▶ SUPPLIED MATERIAL:
_ _ _ _
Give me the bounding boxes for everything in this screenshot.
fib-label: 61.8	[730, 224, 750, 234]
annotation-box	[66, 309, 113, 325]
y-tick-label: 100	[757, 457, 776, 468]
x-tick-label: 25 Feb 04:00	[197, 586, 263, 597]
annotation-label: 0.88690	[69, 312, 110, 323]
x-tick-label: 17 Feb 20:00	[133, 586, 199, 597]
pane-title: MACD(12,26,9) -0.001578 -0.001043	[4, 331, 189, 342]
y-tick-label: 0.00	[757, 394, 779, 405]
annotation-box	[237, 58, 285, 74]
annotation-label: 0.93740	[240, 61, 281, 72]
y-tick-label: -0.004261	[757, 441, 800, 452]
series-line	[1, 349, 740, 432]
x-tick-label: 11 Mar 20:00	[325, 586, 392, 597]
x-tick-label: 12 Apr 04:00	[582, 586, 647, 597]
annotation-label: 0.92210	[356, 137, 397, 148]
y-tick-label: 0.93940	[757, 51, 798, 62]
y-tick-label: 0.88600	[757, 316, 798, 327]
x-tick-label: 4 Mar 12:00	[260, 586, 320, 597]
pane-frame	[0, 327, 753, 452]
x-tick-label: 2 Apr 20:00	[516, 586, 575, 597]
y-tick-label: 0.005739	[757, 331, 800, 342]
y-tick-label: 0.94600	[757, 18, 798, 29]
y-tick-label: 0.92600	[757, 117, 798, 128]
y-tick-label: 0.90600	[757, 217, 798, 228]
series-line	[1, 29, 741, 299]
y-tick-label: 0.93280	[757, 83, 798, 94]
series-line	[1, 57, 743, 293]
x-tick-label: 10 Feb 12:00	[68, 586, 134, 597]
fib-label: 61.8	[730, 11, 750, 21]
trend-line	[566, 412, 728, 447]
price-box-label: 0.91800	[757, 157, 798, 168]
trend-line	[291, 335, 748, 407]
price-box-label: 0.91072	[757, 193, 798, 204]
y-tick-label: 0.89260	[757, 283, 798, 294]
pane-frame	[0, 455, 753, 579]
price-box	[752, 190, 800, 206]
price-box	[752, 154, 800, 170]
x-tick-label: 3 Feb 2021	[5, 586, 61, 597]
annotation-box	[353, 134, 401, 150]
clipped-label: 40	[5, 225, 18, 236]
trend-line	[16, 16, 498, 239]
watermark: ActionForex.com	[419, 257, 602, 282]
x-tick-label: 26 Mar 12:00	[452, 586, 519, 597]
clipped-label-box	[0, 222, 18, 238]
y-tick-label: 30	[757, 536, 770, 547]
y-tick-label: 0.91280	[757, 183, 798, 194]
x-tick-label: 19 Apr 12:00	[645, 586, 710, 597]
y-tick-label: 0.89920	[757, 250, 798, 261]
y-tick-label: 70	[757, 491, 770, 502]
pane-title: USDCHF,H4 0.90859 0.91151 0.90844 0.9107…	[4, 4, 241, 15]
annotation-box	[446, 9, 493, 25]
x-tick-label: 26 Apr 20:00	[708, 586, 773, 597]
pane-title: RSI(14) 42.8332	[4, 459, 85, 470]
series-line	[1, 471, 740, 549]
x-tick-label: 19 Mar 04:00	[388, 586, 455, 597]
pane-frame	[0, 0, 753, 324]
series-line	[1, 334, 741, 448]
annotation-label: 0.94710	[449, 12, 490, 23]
_ _ _ _
▶ WHAT TO WORK ON: Rewrite the rows from the first one up to and including the row that contains "x-tick-label: 12 Apr", replacing "annotation-box" with "callout-box" and leaving everything else unchanged.

▶ ANSWER TO THIS TASK:
Give me the bounding boxes for everything in this screenshot.
fib-label: 61.8	[730, 224, 750, 234]
callout-box	[66, 309, 113, 325]
y-tick-label: 100	[757, 457, 776, 468]
x-tick-label: 25 Feb 04:00	[197, 586, 263, 597]
annotation-label: 0.88690	[69, 312, 110, 323]
x-tick-label: 17 Feb 20:00	[133, 586, 199, 597]
pane-title: MACD(12,26,9) -0.001578 -0.001043	[4, 331, 189, 342]
y-tick-label: 0.00	[757, 394, 779, 405]
callout-box	[237, 58, 285, 74]
annotation-label: 0.93740	[240, 61, 281, 72]
y-tick-label: -0.004261	[757, 441, 800, 452]
series-line	[1, 349, 740, 432]
x-tick-label: 11 Mar 20:00	[325, 586, 392, 597]
x-tick-label: 12 Apr 04:00	[582, 586, 647, 597]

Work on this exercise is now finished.